YOUR OBJECTIVE:
Every line of the data that contains the string "Geometric" must be copied.

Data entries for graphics
------------

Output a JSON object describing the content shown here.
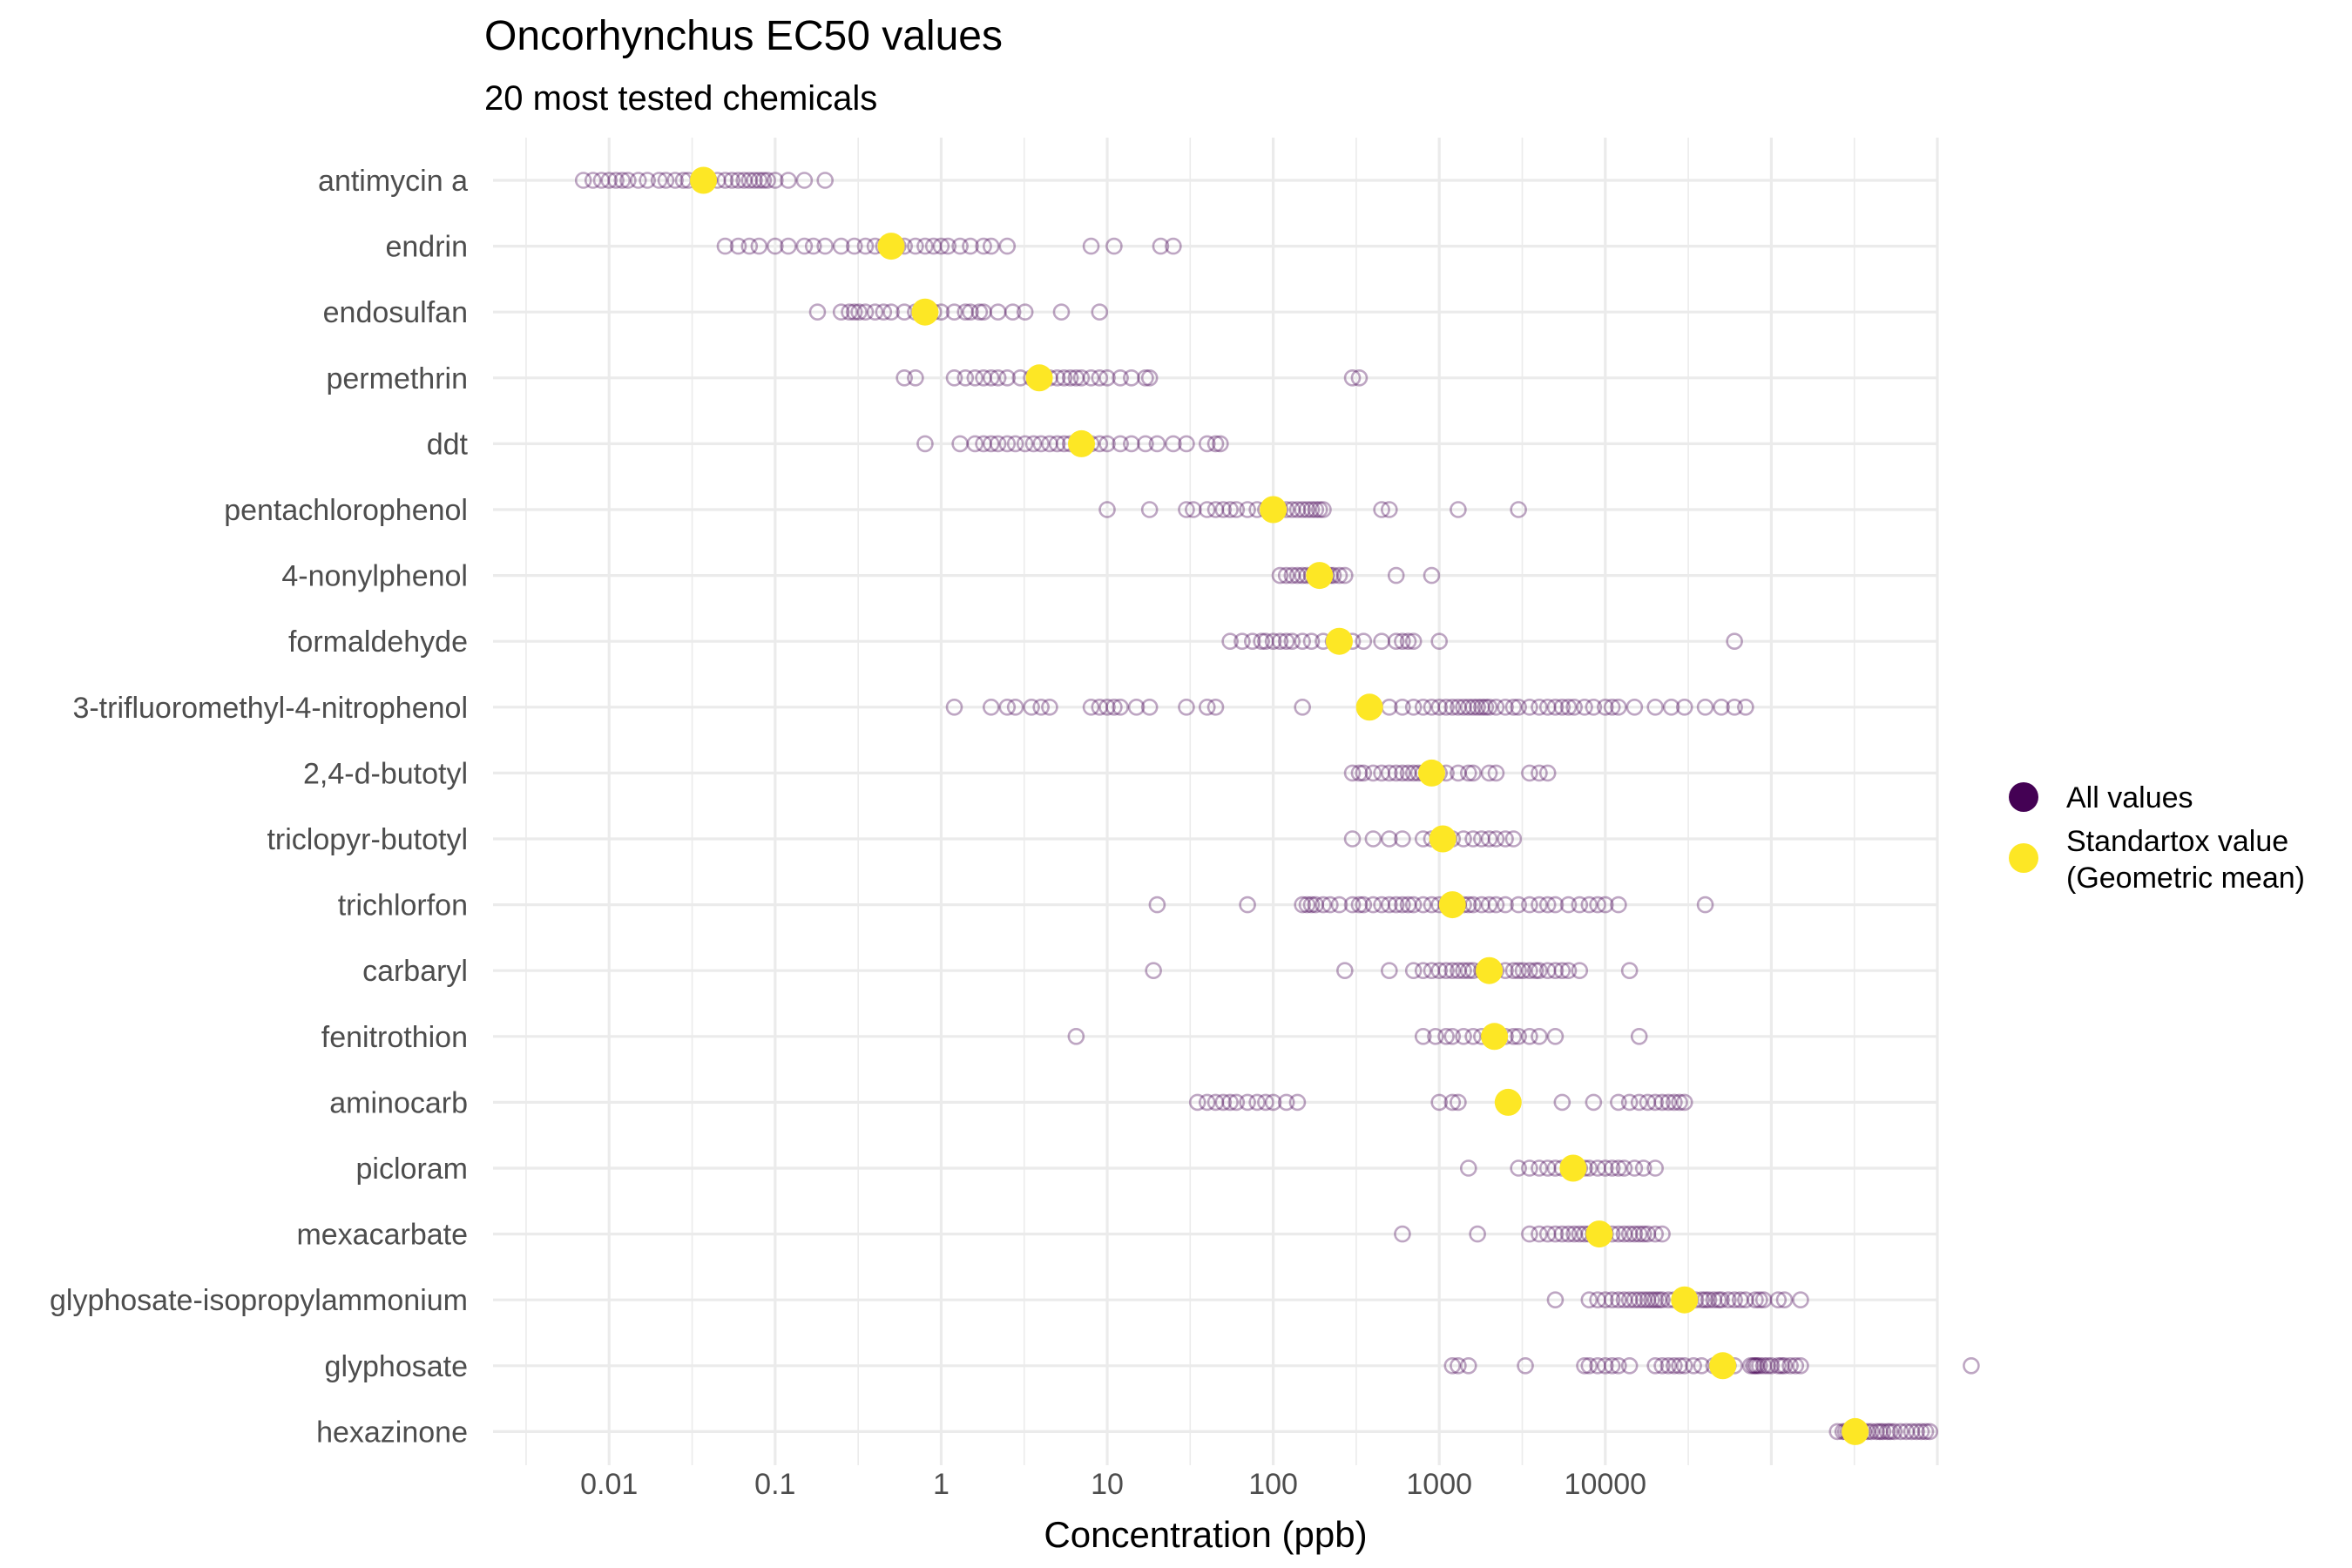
{
  "colors": {
    "all_values": "#440154",
    "standartox": "#FDE725",
    "grid": "#EBEBEB",
    "label": "#4D4D4D"
  },
  "chart_data": {
    "type": "scatter",
    "title": "Oncorhynchus EC50 values",
    "subtitle": "20 most tested chemicals",
    "xlabel": "Concentration (ppb)",
    "ylabel": "",
    "x_scale": "log10",
    "xlim": [
      0.002,
      1000000
    ],
    "x_tick_values": [
      0.01,
      0.1,
      1,
      10,
      100,
      1000,
      10000
    ],
    "x_tick_labels": [
      "0.01",
      "0.1",
      "1",
      "10",
      "100",
      "1000",
      "10000"
    ],
    "grid": true,
    "legend_position": "right",
    "legend": [
      {
        "key": "all",
        "label": "All values"
      },
      {
        "key": "mean",
        "label_lines": [
          "Standartox value",
          "(Geometric mean)"
        ]
      }
    ],
    "categories": [
      "antimycin a",
      "endrin",
      "endosulfan",
      "permethrin",
      "ddt",
      "pentachlorophenol",
      "4-nonylphenol",
      "formaldehyde",
      "3-trifluoromethyl-4-nitrophenol",
      "2,4-d-butotyl",
      "triclopyr-butotyl",
      "trichlorfon",
      "carbaryl",
      "fenitrothion",
      "aminocarb",
      "picloram",
      "mexacarbate",
      "glyphosate-isopropylammonium",
      "glyphosate",
      "hexazinone"
    ],
    "series": [
      {
        "name": "All values",
        "values_by_category": [
          [
            0.007,
            0.008,
            0.009,
            0.01,
            0.011,
            0.012,
            0.013,
            0.015,
            0.017,
            0.02,
            0.022,
            0.025,
            0.028,
            0.03,
            0.035,
            0.04,
            0.045,
            0.05,
            0.055,
            0.06,
            0.065,
            0.07,
            0.075,
            0.08,
            0.085,
            0.09,
            0.1,
            0.12,
            0.15,
            0.2
          ],
          [
            0.05,
            0.06,
            0.07,
            0.08,
            0.1,
            0.12,
            0.15,
            0.17,
            0.2,
            0.25,
            0.3,
            0.35,
            0.4,
            0.45,
            0.5,
            0.55,
            0.6,
            0.7,
            0.8,
            0.9,
            1.0,
            1.1,
            1.3,
            1.5,
            1.8,
            2.0,
            2.5,
            8,
            11,
            21,
            25
          ],
          [
            0.18,
            0.25,
            0.28,
            0.3,
            0.32,
            0.35,
            0.4,
            0.45,
            0.5,
            0.6,
            0.7,
            0.75,
            0.8,
            0.9,
            1.0,
            1.2,
            1.4,
            1.5,
            1.7,
            1.8,
            2.2,
            2.7,
            3.2,
            5.3,
            9
          ],
          [
            0.6,
            0.7,
            1.2,
            1.4,
            1.6,
            1.8,
            2.0,
            2.2,
            2.5,
            3.0,
            3.5,
            4.0,
            4.5,
            5.0,
            5.5,
            6.0,
            6.5,
            7.0,
            8,
            9,
            10,
            12,
            14,
            17,
            18,
            300,
            330
          ],
          [
            0.8,
            1.3,
            1.6,
            1.8,
            2.0,
            2.2,
            2.5,
            2.8,
            3.2,
            3.6,
            4.0,
            4.5,
            5.0,
            5.5,
            6.0,
            7,
            8,
            9,
            10,
            12,
            14,
            17,
            20,
            25,
            30,
            40,
            45,
            48
          ],
          [
            10,
            18,
            30,
            33,
            40,
            45,
            50,
            55,
            60,
            70,
            80,
            90,
            100,
            110,
            120,
            130,
            140,
            150,
            160,
            170,
            180,
            190,
            200,
            450,
            500,
            1300,
            3000
          ],
          [
            110,
            120,
            130,
            140,
            150,
            160,
            170,
            180,
            190,
            200,
            210,
            220,
            230,
            250,
            270,
            550,
            900
          ],
          [
            55,
            65,
            75,
            85,
            90,
            100,
            110,
            120,
            130,
            150,
            170,
            200,
            230,
            260,
            300,
            350,
            450,
            550,
            600,
            650,
            700,
            1000,
            60000
          ],
          [
            1.2,
            2.0,
            2.5,
            2.8,
            3.5,
            4.0,
            4.5,
            8,
            9,
            10,
            11,
            12,
            15,
            18,
            30,
            40,
            45,
            150,
            500,
            600,
            700,
            800,
            900,
            1000,
            1100,
            1200,
            1300,
            1400,
            1500,
            1600,
            1700,
            1800,
            1900,
            2000,
            2200,
            2500,
            2800,
            3000,
            3500,
            4000,
            4500,
            5000,
            5500,
            6000,
            6500,
            7500,
            8500,
            10000,
            11000,
            12000,
            15000,
            20000,
            25000,
            30000,
            40000,
            50000,
            60000,
            70000
          ],
          [
            300,
            330,
            350,
            400,
            450,
            500,
            550,
            600,
            650,
            700,
            750,
            800,
            900,
            1000,
            1100,
            1300,
            1500,
            1600,
            2000,
            2200,
            3500,
            4000,
            4500
          ],
          [
            300,
            400,
            500,
            600,
            800,
            900,
            1000,
            1200,
            1400,
            1600,
            1800,
            2000,
            2200,
            2500,
            2800
          ],
          [
            20,
            70,
            150,
            160,
            170,
            180,
            200,
            220,
            250,
            300,
            330,
            350,
            400,
            450,
            500,
            550,
            600,
            650,
            700,
            800,
            900,
            1000,
            1100,
            1200,
            1300,
            1400,
            1500,
            1600,
            1800,
            2000,
            2200,
            2500,
            3000,
            3500,
            4000,
            4500,
            5000,
            6000,
            7000,
            8000,
            9000,
            10000,
            12000,
            40000
          ],
          [
            19,
            270,
            500,
            700,
            800,
            900,
            1000,
            1100,
            1200,
            1300,
            1400,
            1500,
            1600,
            1800,
            2000,
            2200,
            2500,
            2800,
            3000,
            3200,
            3500,
            3800,
            4000,
            4500,
            5000,
            5500,
            6000,
            7000,
            14000
          ],
          [
            6.5,
            800,
            950,
            1100,
            1200,
            1400,
            1600,
            1800,
            2000,
            2200,
            2500,
            2800,
            3000,
            3500,
            4000,
            5000,
            16000
          ],
          [
            35,
            40,
            45,
            50,
            55,
            60,
            70,
            80,
            90,
            100,
            120,
            140,
            1000,
            1200,
            1300,
            5500,
            8500,
            12000,
            14000,
            16000,
            18000,
            20000,
            22000,
            24000,
            26000,
            28000,
            30000
          ],
          [
            1500,
            3000,
            3500,
            4000,
            4500,
            5000,
            5500,
            6000,
            6500,
            7000,
            7500,
            8000,
            9000,
            10000,
            11000,
            12000,
            13000,
            15000,
            17000,
            20000
          ],
          [
            600,
            1700,
            3500,
            4000,
            4500,
            5000,
            5500,
            6000,
            6500,
            7000,
            7500,
            8000,
            8500,
            9000,
            10000,
            11000,
            12000,
            13000,
            14000,
            15000,
            16000,
            17000,
            18000,
            20000,
            22000
          ],
          [
            5000,
            8000,
            9000,
            10000,
            11000,
            12000,
            13000,
            14000,
            15000,
            16000,
            17000,
            18000,
            19000,
            20000,
            21000,
            22000,
            24000,
            26000,
            28000,
            30000,
            32000,
            35000,
            38000,
            40000,
            42000,
            45000,
            48000,
            50000,
            55000,
            60000,
            65000,
            70000,
            80000,
            85000,
            90000,
            110000,
            120000,
            150000
          ],
          [
            1200,
            1300,
            1500,
            3300,
            7500,
            8000,
            9000,
            10000,
            11000,
            12000,
            14000,
            20000,
            22000,
            24000,
            26000,
            28000,
            30000,
            34000,
            38000,
            45000,
            55000,
            60000,
            75000,
            78000,
            80000,
            82000,
            85000,
            90000,
            95000,
            100000,
            110000,
            115000,
            120000,
            130000,
            140000,
            150000,
            1600000
          ],
          [
            250000,
            270000,
            280000,
            290000,
            300000,
            310000,
            330000,
            360000,
            380000,
            400000,
            430000,
            450000,
            470000,
            500000,
            520000,
            550000,
            600000,
            650000,
            700000,
            750000,
            800000,
            850000,
            900000
          ]
        ]
      },
      {
        "name": "Standartox value (Geometric mean)",
        "values": [
          0.037,
          0.5,
          0.8,
          3.9,
          7,
          100,
          190,
          250,
          380,
          900,
          1050,
          1200,
          2000,
          2150,
          2600,
          6400,
          9200,
          30000,
          51000,
          320000
        ]
      }
    ]
  }
}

------------

EXERCISE SOLUTION:
          "(Geometric mean)"
        "name": "Standartox value (Geometric mean)",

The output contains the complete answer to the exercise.